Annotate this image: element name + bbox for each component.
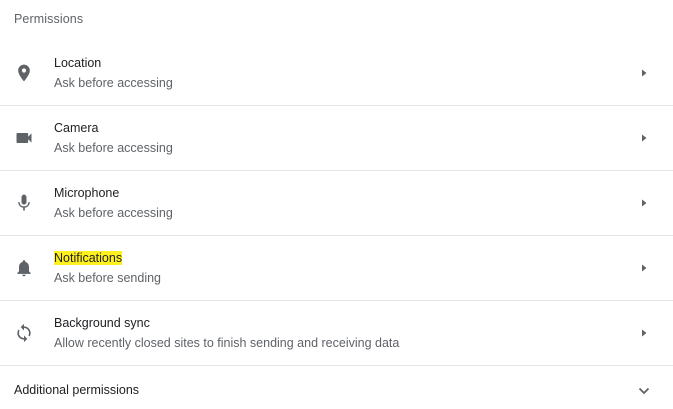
permission-name: Notifications [54,251,123,265]
section-title: Permissions [14,12,84,26]
arrow-right-icon [639,263,649,273]
bell-icon [14,258,34,278]
sync-icon [14,323,34,343]
permission-name: Background sync [54,316,150,330]
additional-permissions-toggle[interactable]: Additional permissions [0,366,673,409]
permission-description: Ask before sending [54,271,162,285]
permission-row-camera[interactable]: Camera Ask before accessing [0,106,673,171]
permissions-page: Permissions Location Ask before accessin… [0,0,673,409]
permission-description: Ask before accessing [54,76,173,90]
arrow-right-icon [639,68,649,78]
chevron-down-icon[interactable] [637,384,651,398]
permission-row-background-sync[interactable]: Background sync Allow recently closed si… [0,301,673,366]
permissions-list: Location Ask before accessing Camera Ask… [0,41,673,366]
microphone-icon [14,193,34,213]
permission-description: Ask before accessing [54,141,173,155]
permission-row-microphone[interactable]: Microphone Ask before accessing [0,171,673,236]
permission-row-location[interactable]: Location Ask before accessing [0,41,673,106]
arrow-right-icon [639,198,649,208]
permission-name: Microphone [54,186,120,200]
permission-description: Ask before accessing [54,206,173,220]
additional-permissions-label: Additional permissions [14,383,140,397]
camera-icon [14,128,34,148]
permission-row-notifications[interactable]: Notifications Ask before sending [0,236,673,301]
permission-name: Camera [54,121,99,135]
permission-name: Location [54,56,102,70]
arrow-right-icon [639,133,649,143]
arrow-right-icon [639,328,649,338]
permission-description: Allow recently closed sites to finish se… [54,336,400,350]
location-pin-icon [14,63,34,83]
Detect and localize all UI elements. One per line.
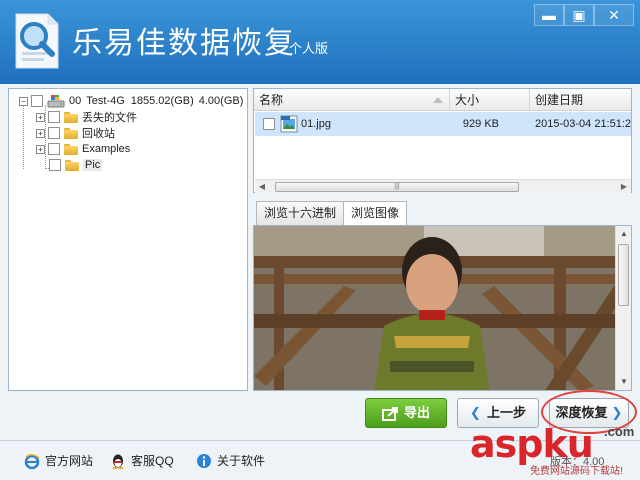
file-row[interactable]: 01.jpg 929 KB 2015-03-04 21:51:2 <box>255 112 631 136</box>
app-logo-icon <box>15 13 59 69</box>
drive-size-volume: 4.00(GB) <box>198 95 244 107</box>
info-icon <box>197 454 211 468</box>
folder-tree: − 00 Test-4G 1855.02(GB) 4.00(GB) + 丢失的文… <box>8 88 248 391</box>
folder-icon <box>65 159 79 171</box>
file-list: 名称 大小 创建日期 01.jpg 929 KB 2015-03-04 21:5… <box>253 88 632 193</box>
export-icon <box>381 406 398 421</box>
tree-item-pic[interactable]: Pic <box>49 157 103 173</box>
expand-icon[interactable]: + <box>36 128 45 138</box>
item-checkbox[interactable] <box>48 127 60 139</box>
previous-step-label: 上一步 <box>486 405 526 420</box>
folder-icon <box>64 127 78 139</box>
title-bar: 乐易佳数据恢复 个人版 ▬ ▣ ✕ <box>0 0 640 84</box>
column-size-label: 大小 <box>455 93 480 107</box>
column-name[interactable]: 名称 <box>254 89 450 111</box>
drive-index: 00 <box>69 95 82 107</box>
drive-size-total: 1855.02(GB) <box>130 95 194 107</box>
drive-checkbox[interactable] <box>31 95 43 107</box>
expand-icon[interactable]: + <box>36 144 45 154</box>
file-size: 929 KB <box>462 118 499 130</box>
item-checkbox[interactable] <box>48 143 60 155</box>
drive-icon <box>47 95 65 108</box>
scroll-right-icon[interactable]: ▶ <box>617 180 631 194</box>
column-name-label: 名称 <box>259 93 284 107</box>
file-list-header: 名称 大小 创建日期 <box>254 89 631 111</box>
vertical-scrollbar[interactable]: ▲ ▼ <box>615 226 631 390</box>
scroll-thumb[interactable]: ||| <box>275 182 519 192</box>
support-qq-label: 客服QQ <box>131 454 174 468</box>
file-date: 2015-03-04 21:51:2 <box>535 118 631 130</box>
tree-connector <box>23 105 24 169</box>
official-site-label: 官方网站 <box>45 454 94 468</box>
close-button[interactable]: ✕ <box>594 4 634 26</box>
column-created[interactable]: 创建日期 <box>530 89 631 111</box>
image-preview: ▲ ▼ <box>253 225 632 391</box>
client-area: − 00 Test-4G 1855.02(GB) 4.00(GB) + 丢失的文… <box>0 84 640 480</box>
file-name: 01.jpg <box>301 118 331 130</box>
tree-row-drive[interactable]: − 00 Test-4G 1855.02(GB) 4.00(GB) <box>19 93 243 109</box>
item-checkbox[interactable] <box>48 111 60 123</box>
tree-item-label: 丢失的文件 <box>82 112 137 124</box>
tree-item-label: 回收站 <box>82 128 115 140</box>
scroll-down-icon[interactable]: ▼ <box>616 374 631 390</box>
scroll-up-icon[interactable]: ▲ <box>616 226 631 242</box>
tree-item-lost-files[interactable]: + 丢失的文件 <box>36 109 137 125</box>
scroll-thumb[interactable] <box>618 244 629 306</box>
preview-photo <box>254 226 631 390</box>
file-checkbox[interactable] <box>263 118 275 130</box>
scroll-left-icon[interactable]: ◀ <box>255 180 269 194</box>
column-created-label: 创建日期 <box>535 93 584 107</box>
column-size[interactable]: 大小 <box>450 89 530 111</box>
item-checkbox[interactable] <box>49 159 61 171</box>
tab-image-view[interactable]: 浏览图像 <box>343 201 408 226</box>
expand-icon[interactable]: + <box>36 112 45 122</box>
chevron-left-icon: ❮ <box>470 405 481 420</box>
about-label: 关于软件 <box>217 454 266 468</box>
about-link[interactable]: 关于软件 <box>196 453 265 469</box>
app-title: 乐易佳数据恢复 <box>72 26 296 61</box>
export-label: 导出 <box>403 405 430 420</box>
tab-hex-view[interactable]: 浏览十六进制 <box>256 201 345 225</box>
restore-button[interactable]: ▣ <box>564 4 594 26</box>
jpg-file-icon <box>280 115 298 133</box>
watermark-subtitle: 免费网站源码下载站! <box>530 466 623 477</box>
horizontal-scrollbar[interactable]: ◀ ||| ▶ <box>255 179 631 193</box>
minimize-button[interactable]: ▬ <box>534 4 564 26</box>
watermark-brand: aspku <box>470 422 594 466</box>
watermark-domain: .com <box>604 424 635 439</box>
sort-arrow-icon <box>433 97 443 103</box>
qq-penguin-icon <box>112 454 124 469</box>
tree-item-recycle-bin[interactable]: + 回收站 <box>36 125 115 141</box>
edition-label: 个人版 <box>289 41 329 56</box>
tree-item-examples[interactable]: + Examples <box>36 141 130 157</box>
collapse-icon[interactable]: − <box>19 96 28 106</box>
support-qq-link[interactable]: 客服QQ <box>110 453 174 469</box>
official-site-link[interactable]: 官方网站 <box>24 453 93 469</box>
ie-icon <box>24 454 40 469</box>
tree-item-label: Pic <box>83 159 103 171</box>
folder-icon <box>64 111 78 123</box>
export-button[interactable]: 导出 <box>365 398 447 428</box>
folder-icon <box>64 143 78 155</box>
drive-name: Test-4G <box>86 95 125 107</box>
tree-item-label: Examples <box>82 143 131 155</box>
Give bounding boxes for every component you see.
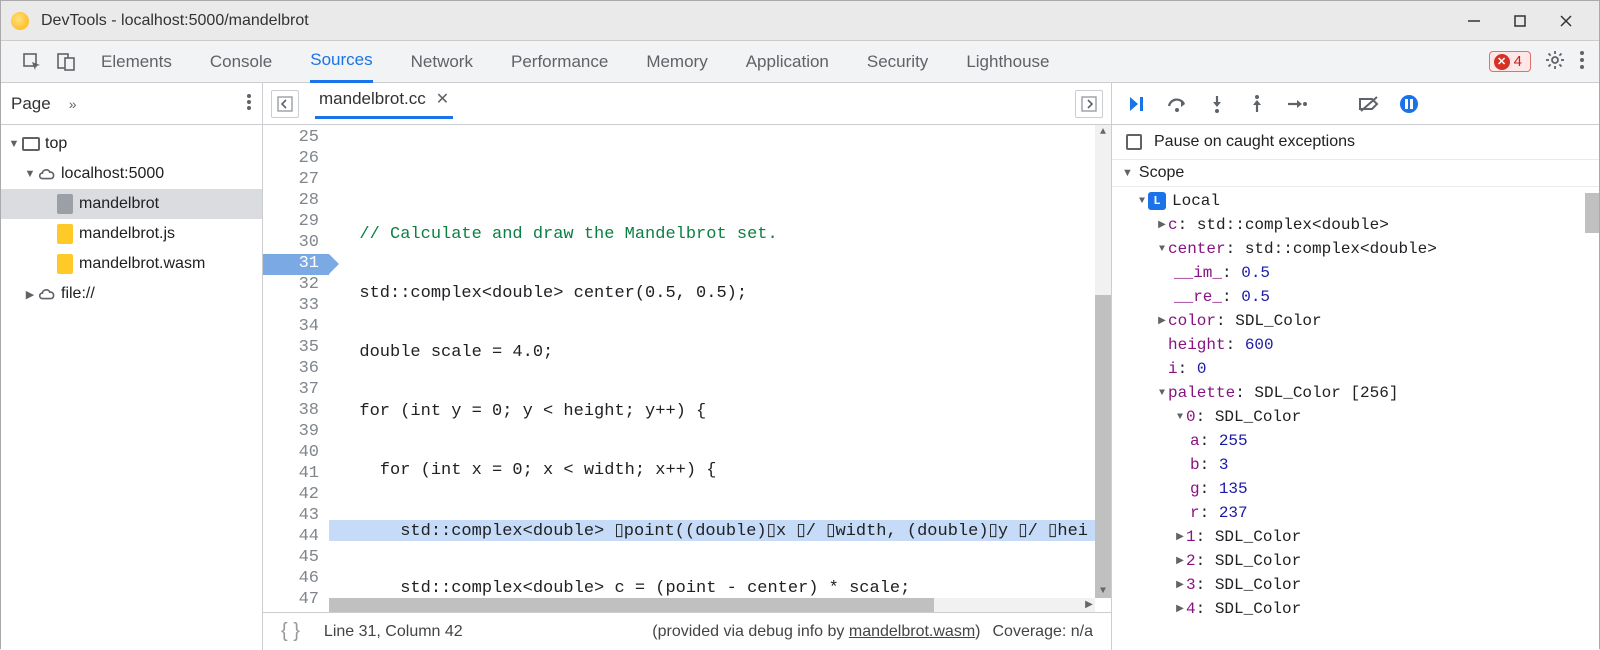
################
Exercise brief |
List every line in the records above that contains the string "created".

Response |
column-created[interactable]: 创建日期 <box>530 89 631 111</box>
column-created-label: 创建日期 <box>535 93 584 107</box>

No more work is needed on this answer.